■ **Recorded information**
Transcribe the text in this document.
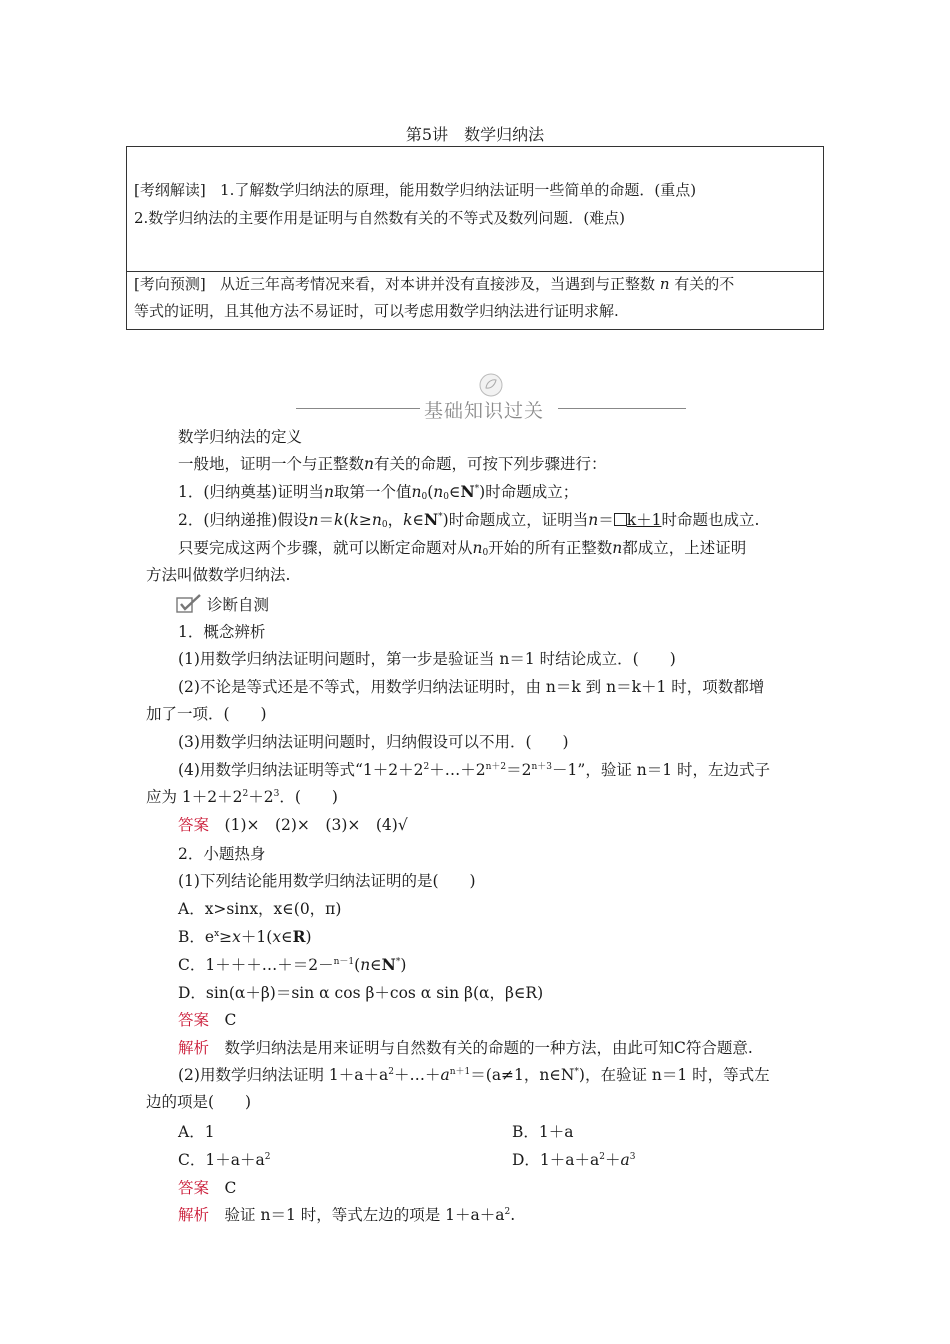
第5讲　数学归纳法
[考纲解读] 1.了解数学归纳法的原理，能用数学归纳法证明一些简单的命题．(重点)
2.数学归纳法的主要作用是证明与自然数有关的不等式及数列问题．(难点)
[考向预测] 从近三年高考情况来看，对本讲并没有直接涉及，当遇到与正整数 n 有关的不
等式的证明，且其他方法不易证时，可以考虑用数学归纳法进行证明求解.
基础知识过关
数学归纳法的定义
一般地，证明一个与正整数n有关的命题，可按下列步骤进行：
1．(归纳奠基)证明当n取第一个值$n_0(n_0\in N^*)$时命题成立；
2．(归纳递推)假设$n=k(k\ge n_0$，k∈N*)时命题成立，证明当n＝ k＋1时命题也成立.
只要完成这两个步骤，就可以断定命题对从$n_0$开始的所有正整数n都成立，上述证明
方法叫做数学归纳法.
诊断自测
1．概念辨析
(1)用数学归纳法证明问题时，第一步是验证当 n＝1 时结论成立．(　　)
(2)不论是等式还是不等式，用数学归纳法证明时，由 n＝k 到 n＝k＋1 时，项数都增
加了一项．(　　)
(3)用数学归纳法证明问题时，归纳假设可以不用．(　　)
(4)用数学归纳法证明等式“$1+2+2^2+\dots+2^{n+2}=2^{n+3}-1$”，验证 n＝1 时，左边式子
应为 $1+2+2^2+2^3$．(　　)
答案　 (1)×　(2)×　(3)×　(4)√
2．小题热身
(1)下列结论能用数学归纳法证明的是(　　)
A．x>sinx，x∈(0，π)
B．$e^x\ge x+1(x\in R)$
C．1＋＋＋…＋＝2－$^{n-1}$(n∈N*)
D．sin(α＋β)＝sin α cos β＋cos α sin β(α，β∈R)
答案　 C
解析　 数学归纳法是用来证明与自然数有关的命题的一种方法，由此可知C符合题意.
(2)用数学归纳法证明 $1+a+a^2+\dots+a^{n+1}=(a\ne 1$，n∈N*)，在验证 n＝1 时，等式左
边的项是(　　)
A．1	B．1＋a
C．$1+a+a^2$	D．$1+a+a^2+a^3$
答案　 C
解析　 验证 n＝1 时，等式左边的项是 $1+a+a^2$.
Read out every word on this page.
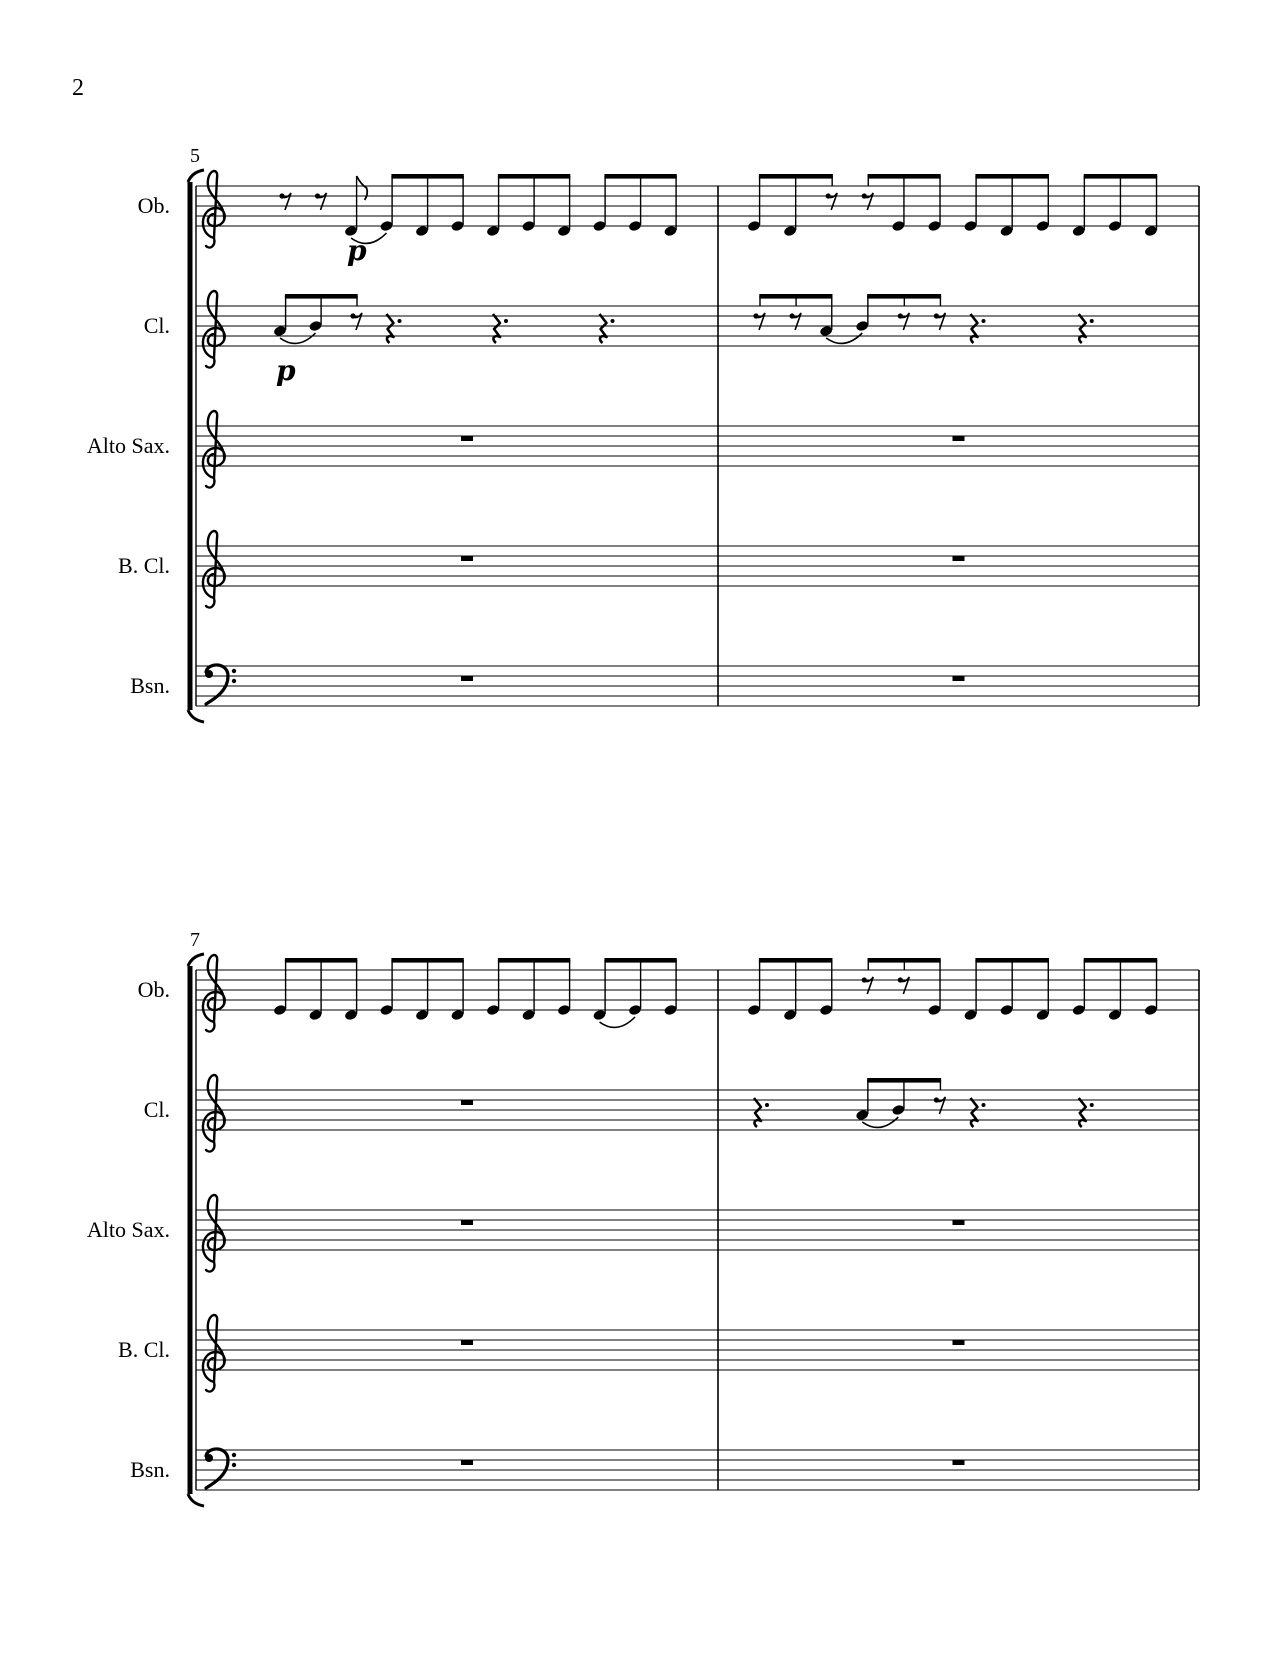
2
5
Ob.
Cl.
Alto Sax.
B. Cl.
Bsn.
p
p
7
Ob.
Cl.
Alto Sax.
B. Cl.
Bsn.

■ **What you need to do**
Pictures are not part of the copy. Extract exactly the lines from the line containing "Read out every word on this page." through the final line of the entries above, both included.

■ **Exercise result**
Read out every word on this page.
2
5
Ob.
Cl.
Alto Sax.
B. Cl.
Bsn.
p
p
7
Ob.
Cl.
Alto Sax.
B. Cl.
Bsn.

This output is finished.